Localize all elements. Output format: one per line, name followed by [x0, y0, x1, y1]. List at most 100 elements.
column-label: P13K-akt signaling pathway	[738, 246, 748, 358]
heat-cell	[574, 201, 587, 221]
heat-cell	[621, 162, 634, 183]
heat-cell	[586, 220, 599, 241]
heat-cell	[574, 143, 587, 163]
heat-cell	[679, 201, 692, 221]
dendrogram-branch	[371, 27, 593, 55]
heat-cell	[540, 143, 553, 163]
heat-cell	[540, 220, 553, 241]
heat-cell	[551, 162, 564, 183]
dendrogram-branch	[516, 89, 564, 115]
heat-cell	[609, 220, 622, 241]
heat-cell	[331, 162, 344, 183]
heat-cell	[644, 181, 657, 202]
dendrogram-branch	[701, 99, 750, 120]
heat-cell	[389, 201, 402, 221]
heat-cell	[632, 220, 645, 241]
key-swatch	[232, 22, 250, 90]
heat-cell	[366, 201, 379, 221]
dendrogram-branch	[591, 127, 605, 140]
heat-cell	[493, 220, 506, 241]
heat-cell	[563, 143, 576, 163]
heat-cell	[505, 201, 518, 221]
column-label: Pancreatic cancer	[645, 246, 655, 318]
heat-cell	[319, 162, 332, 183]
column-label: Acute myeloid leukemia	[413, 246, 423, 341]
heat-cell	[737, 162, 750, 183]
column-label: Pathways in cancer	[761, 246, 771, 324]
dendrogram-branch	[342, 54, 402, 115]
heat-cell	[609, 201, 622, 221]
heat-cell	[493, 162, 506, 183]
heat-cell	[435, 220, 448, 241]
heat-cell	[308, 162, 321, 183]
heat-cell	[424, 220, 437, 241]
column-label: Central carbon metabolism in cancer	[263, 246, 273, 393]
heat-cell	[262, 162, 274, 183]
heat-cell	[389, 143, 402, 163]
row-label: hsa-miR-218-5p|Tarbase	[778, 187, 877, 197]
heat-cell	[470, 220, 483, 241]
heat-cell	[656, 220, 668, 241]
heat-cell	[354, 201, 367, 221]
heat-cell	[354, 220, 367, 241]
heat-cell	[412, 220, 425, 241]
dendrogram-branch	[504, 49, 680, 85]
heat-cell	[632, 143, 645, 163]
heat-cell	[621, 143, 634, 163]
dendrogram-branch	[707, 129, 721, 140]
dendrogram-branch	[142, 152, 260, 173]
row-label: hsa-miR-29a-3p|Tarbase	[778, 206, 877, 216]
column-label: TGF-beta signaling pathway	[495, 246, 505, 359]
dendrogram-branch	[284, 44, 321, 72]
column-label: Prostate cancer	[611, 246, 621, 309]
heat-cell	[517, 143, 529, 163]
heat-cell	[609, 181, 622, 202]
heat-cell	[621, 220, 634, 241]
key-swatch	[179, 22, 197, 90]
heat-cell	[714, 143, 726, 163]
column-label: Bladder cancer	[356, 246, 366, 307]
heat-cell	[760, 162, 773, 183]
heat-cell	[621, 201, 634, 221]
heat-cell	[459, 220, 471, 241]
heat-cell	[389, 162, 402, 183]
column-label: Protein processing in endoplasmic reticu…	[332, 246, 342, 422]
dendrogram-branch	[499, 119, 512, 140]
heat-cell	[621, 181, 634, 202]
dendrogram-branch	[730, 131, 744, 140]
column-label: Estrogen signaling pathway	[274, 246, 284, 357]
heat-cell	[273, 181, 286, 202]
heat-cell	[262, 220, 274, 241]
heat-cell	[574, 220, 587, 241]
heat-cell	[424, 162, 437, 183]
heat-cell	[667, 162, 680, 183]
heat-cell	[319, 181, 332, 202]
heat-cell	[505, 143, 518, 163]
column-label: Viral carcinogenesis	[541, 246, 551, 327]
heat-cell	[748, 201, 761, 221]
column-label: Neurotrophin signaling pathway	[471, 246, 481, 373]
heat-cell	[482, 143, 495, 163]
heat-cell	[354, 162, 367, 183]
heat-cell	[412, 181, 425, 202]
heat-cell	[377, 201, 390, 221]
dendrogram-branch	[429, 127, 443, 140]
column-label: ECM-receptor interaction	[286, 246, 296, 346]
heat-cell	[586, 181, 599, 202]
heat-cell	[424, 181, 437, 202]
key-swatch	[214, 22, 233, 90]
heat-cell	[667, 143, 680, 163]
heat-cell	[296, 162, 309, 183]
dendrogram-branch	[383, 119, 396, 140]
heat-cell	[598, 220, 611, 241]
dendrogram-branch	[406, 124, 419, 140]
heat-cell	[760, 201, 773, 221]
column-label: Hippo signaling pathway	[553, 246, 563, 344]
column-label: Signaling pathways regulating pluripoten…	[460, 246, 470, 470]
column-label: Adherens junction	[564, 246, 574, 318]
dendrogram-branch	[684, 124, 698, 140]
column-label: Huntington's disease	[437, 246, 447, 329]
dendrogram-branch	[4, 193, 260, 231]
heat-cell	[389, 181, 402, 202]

-=-=-=-=-

▶ Work item
Exact transcription of the records is all that is wanted.

▶ Response to this exercise
Localize all elements. Output format: one per line, name followed by [x0, y0, x1, y1]. List at most 100 elements.
column-label: P13K-akt signaling pathway	[738, 246, 748, 358]
heat-cell	[574, 201, 587, 221]
heat-cell	[621, 162, 634, 183]
heat-cell	[586, 220, 599, 241]
heat-cell	[574, 143, 587, 163]
heat-cell	[679, 201, 692, 221]
dendrogram-branch	[371, 27, 593, 55]
heat-cell	[540, 143, 553, 163]
heat-cell	[540, 220, 553, 241]
heat-cell	[551, 162, 564, 183]
dendrogram-branch	[516, 89, 564, 115]
heat-cell	[609, 220, 622, 241]
heat-cell	[331, 162, 344, 183]
heat-cell	[644, 181, 657, 202]
dendrogram-branch	[701, 99, 750, 120]
heat-cell	[389, 201, 402, 221]
heat-cell	[632, 220, 645, 241]
key-swatch	[232, 22, 250, 90]
heat-cell	[366, 201, 379, 221]
dendrogram-branch	[591, 127, 605, 140]
heat-cell	[493, 220, 506, 241]
heat-cell	[563, 143, 576, 163]
heat-cell	[505, 201, 518, 221]
column-label: Pancreatic cancer	[645, 246, 655, 318]
heat-cell	[319, 162, 332, 183]
column-label: Acute myeloid leukemia	[413, 246, 423, 341]
heat-cell	[737, 162, 750, 183]
column-label: Pathways in cancer	[761, 246, 771, 324]
dendrogram-branch	[342, 54, 402, 115]
heat-cell	[609, 201, 622, 221]
heat-cell	[493, 162, 506, 183]
heat-cell	[435, 220, 448, 241]
heat-cell	[308, 162, 321, 183]
heat-cell	[424, 220, 437, 241]
column-label: Central carbon metabolism in cancer	[263, 246, 273, 393]
heat-cell	[262, 162, 274, 183]
heat-cell	[389, 143, 402, 163]
row-label: hsa-miR-218-5p|Tarbase	[778, 187, 877, 197]
heat-cell	[470, 220, 483, 241]
heat-cell	[656, 220, 668, 241]
heat-cell	[354, 201, 367, 221]
heat-cell	[354, 220, 367, 241]
heat-cell	[412, 220, 425, 241]
dendrogram-branch	[504, 49, 680, 85]
heat-cell	[632, 143, 645, 163]
heat-cell	[621, 143, 634, 163]
dendrogram-branch	[707, 129, 721, 140]
dendrogram-branch	[142, 152, 260, 173]
row-label: hsa-miR-29a-3p|Tarbase	[778, 206, 877, 216]
column-label: TGF-beta signaling pathway	[495, 246, 505, 359]
dendrogram-branch	[284, 44, 321, 72]
column-label: Prostate cancer	[611, 246, 621, 309]
heat-cell	[517, 143, 529, 163]
heat-cell	[609, 181, 622, 202]
heat-cell	[621, 220, 634, 241]
key-swatch	[179, 22, 197, 90]
heat-cell	[714, 143, 726, 163]
column-label: Bladder cancer	[356, 246, 366, 307]
heat-cell	[760, 162, 773, 183]
heat-cell	[621, 201, 634, 221]
heat-cell	[459, 220, 471, 241]
heat-cell	[389, 162, 402, 183]
column-label: Protein processing in endoplasmic reticu…	[332, 246, 342, 422]
dendrogram-branch	[499, 119, 512, 140]
heat-cell	[621, 181, 634, 202]
dendrogram-branch	[730, 131, 744, 140]
column-label: Estrogen signaling pathway	[274, 246, 284, 357]
heat-cell	[273, 181, 286, 202]
heat-cell	[262, 220, 274, 241]
heat-cell	[574, 220, 587, 241]
heat-cell	[424, 162, 437, 183]
heat-cell	[667, 162, 680, 183]
heat-cell	[319, 181, 332, 202]
heat-cell	[505, 143, 518, 163]
column-label: Viral carcinogenesis	[541, 246, 551, 327]
heat-cell	[748, 201, 761, 221]
column-label: Neurotrophin signaling pathway	[471, 246, 481, 373]
heat-cell	[482, 143, 495, 163]
heat-cell	[354, 162, 367, 183]
heat-cell	[412, 181, 425, 202]
heat-cell	[377, 201, 390, 221]
dendrogram-branch	[429, 127, 443, 140]
column-label: ECM-receptor interaction	[286, 246, 296, 346]
heat-cell	[586, 181, 599, 202]
heat-cell	[424, 181, 437, 202]
key-swatch	[214, 22, 233, 90]
heat-cell	[667, 143, 680, 163]
heat-cell	[296, 162, 309, 183]
dendrogram-branch	[383, 119, 396, 140]
heat-cell	[598, 220, 611, 241]
dendrogram-branch	[406, 124, 419, 140]
heat-cell	[760, 201, 773, 221]
column-label: Hippo signaling pathway	[553, 246, 563, 344]
column-label: Signaling pathways regulating pluripoten…	[460, 246, 470, 470]
column-label: Adherens junction	[564, 246, 574, 318]
dendrogram-branch	[684, 124, 698, 140]
column-label: Huntington's disease	[437, 246, 447, 329]
dendrogram-branch	[4, 193, 260, 231]
heat-cell	[389, 181, 402, 202]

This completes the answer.